Transcribe the material verbatim in full; the pictures do not belong in the copy.

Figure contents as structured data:
---
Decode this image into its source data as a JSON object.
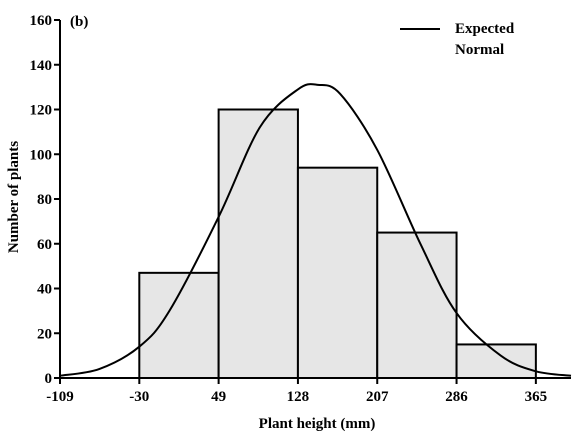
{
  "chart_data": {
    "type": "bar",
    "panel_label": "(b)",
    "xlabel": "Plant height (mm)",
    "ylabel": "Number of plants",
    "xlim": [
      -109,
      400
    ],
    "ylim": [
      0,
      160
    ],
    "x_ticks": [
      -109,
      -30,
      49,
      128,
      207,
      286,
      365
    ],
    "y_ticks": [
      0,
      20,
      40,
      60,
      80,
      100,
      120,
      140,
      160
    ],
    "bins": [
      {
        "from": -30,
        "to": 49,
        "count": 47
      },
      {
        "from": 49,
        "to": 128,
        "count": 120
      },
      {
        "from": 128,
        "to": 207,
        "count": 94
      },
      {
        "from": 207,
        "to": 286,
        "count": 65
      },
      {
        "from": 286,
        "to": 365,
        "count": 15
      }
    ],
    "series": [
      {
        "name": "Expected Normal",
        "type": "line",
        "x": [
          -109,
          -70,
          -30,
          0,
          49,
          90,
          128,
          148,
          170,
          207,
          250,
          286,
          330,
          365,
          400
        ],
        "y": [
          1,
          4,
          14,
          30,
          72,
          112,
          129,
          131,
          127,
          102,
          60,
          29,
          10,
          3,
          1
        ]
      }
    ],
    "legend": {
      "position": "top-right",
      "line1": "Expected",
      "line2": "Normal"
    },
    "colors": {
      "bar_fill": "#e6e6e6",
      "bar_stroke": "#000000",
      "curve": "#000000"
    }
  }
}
---
REPLY TO THE EXERCISE:
Decode this image into its source data as a JSON object.
{
  "chart_data": {
    "type": "bar",
    "panel_label": "(b)",
    "xlabel": "Plant height (mm)",
    "ylabel": "Number of plants",
    "xlim": [
      -109,
      400
    ],
    "ylim": [
      0,
      160
    ],
    "x_ticks": [
      -109,
      -30,
      49,
      128,
      207,
      286,
      365
    ],
    "y_ticks": [
      0,
      20,
      40,
      60,
      80,
      100,
      120,
      140,
      160
    ],
    "bins": [
      {
        "from": -30,
        "to": 49,
        "count": 47
      },
      {
        "from": 49,
        "to": 128,
        "count": 120
      },
      {
        "from": 128,
        "to": 207,
        "count": 94
      },
      {
        "from": 207,
        "to": 286,
        "count": 65
      },
      {
        "from": 286,
        "to": 365,
        "count": 15
      }
    ],
    "series": [
      {
        "name": "Expected Normal",
        "type": "line",
        "x": [
          -109,
          -70,
          -30,
          0,
          49,
          90,
          128,
          148,
          170,
          207,
          250,
          286,
          330,
          365,
          400
        ],
        "y": [
          1,
          4,
          14,
          30,
          72,
          112,
          129,
          131,
          127,
          102,
          60,
          29,
          10,
          3,
          1
        ]
      }
    ],
    "legend": {
      "position": "top-right",
      "line1": "Expected",
      "line2": "Normal"
    },
    "colors": {
      "bar_fill": "#e6e6e6",
      "bar_stroke": "#000000",
      "curve": "#000000"
    }
  }
}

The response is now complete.